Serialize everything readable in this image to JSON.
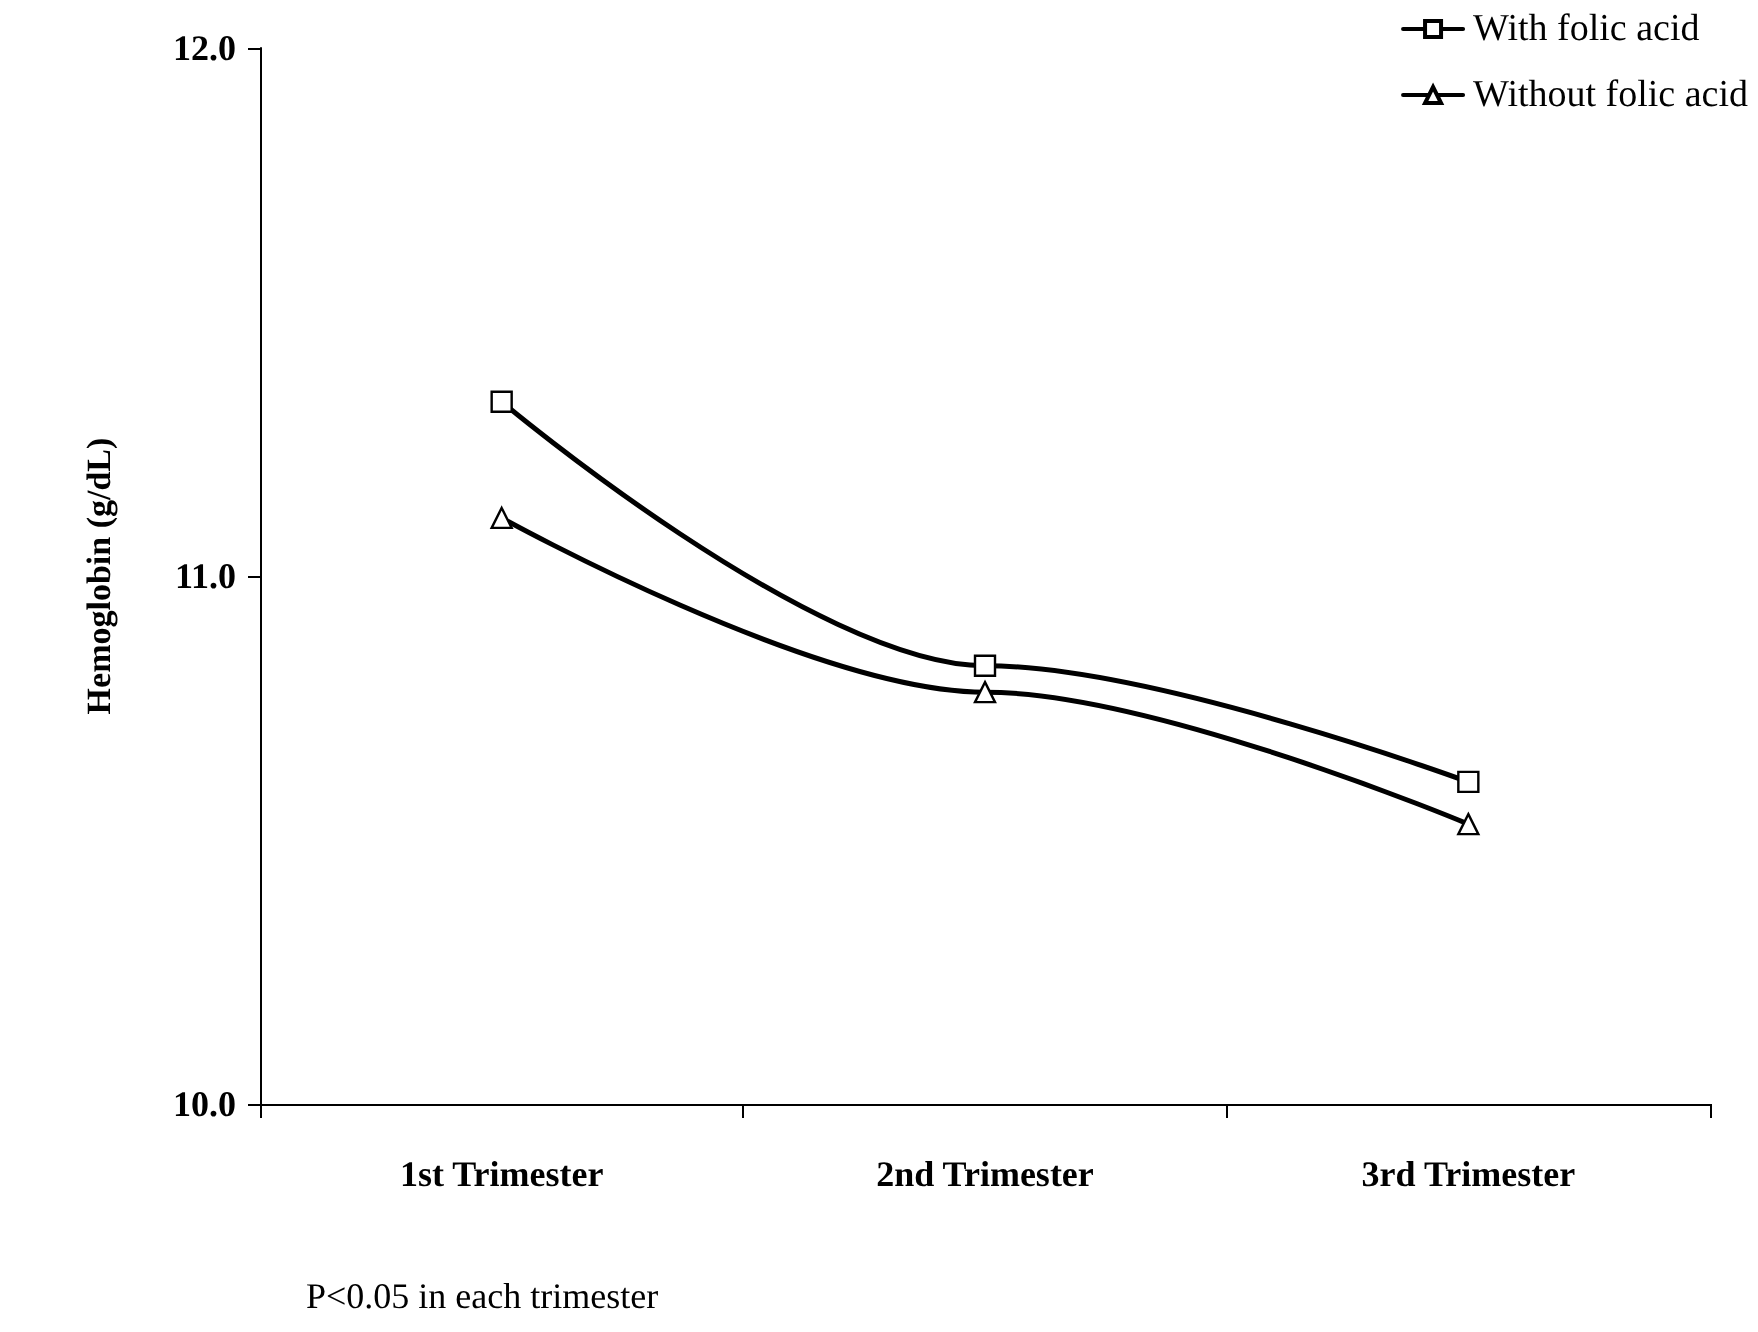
{
  "chart_data": {
    "type": "line",
    "ylabel": "Hemoglobin (g/dL)",
    "categories": [
      "1st Trimester",
      "2nd Trimester",
      "3rd Trimester"
    ],
    "series": [
      {
        "name": "With folic acid",
        "color": "#000000",
        "marker": "square",
        "values": [
          11.33,
          10.83,
          10.61
        ]
      },
      {
        "name": "Without folic acid",
        "color": "#000000",
        "marker": "triangle",
        "values": [
          11.11,
          10.78,
          10.53
        ]
      }
    ],
    "ylim": [
      10,
      12
    ],
    "yticks": [
      {
        "value": 10,
        "label": "10.0"
      },
      {
        "value": 11,
        "label": "11.0"
      },
      {
        "value": 12,
        "label": "12.0"
      }
    ],
    "grid": false,
    "legend": "top right",
    "line_style": "solid",
    "annotations": [
      "P<0.05 in each trimester"
    ]
  }
}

Task statement:
Pictures are to be left out; repeat all the remaining data exactly.

Solution to this exercise:
Serialize everything readable in this image to JSON.
{
  "chart_data": {
    "type": "line",
    "ylabel": "Hemoglobin (g/dL)",
    "categories": [
      "1st Trimester",
      "2nd Trimester",
      "3rd Trimester"
    ],
    "series": [
      {
        "name": "With folic acid",
        "color": "#000000",
        "marker": "square",
        "values": [
          11.33,
          10.83,
          10.61
        ]
      },
      {
        "name": "Without folic acid",
        "color": "#000000",
        "marker": "triangle",
        "values": [
          11.11,
          10.78,
          10.53
        ]
      }
    ],
    "ylim": [
      10,
      12
    ],
    "yticks": [
      {
        "value": 10,
        "label": "10.0"
      },
      {
        "value": 11,
        "label": "11.0"
      },
      {
        "value": 12,
        "label": "12.0"
      }
    ],
    "grid": false,
    "legend": "top right",
    "line_style": "solid",
    "annotations": [
      "P<0.05 in each trimester"
    ]
  }
}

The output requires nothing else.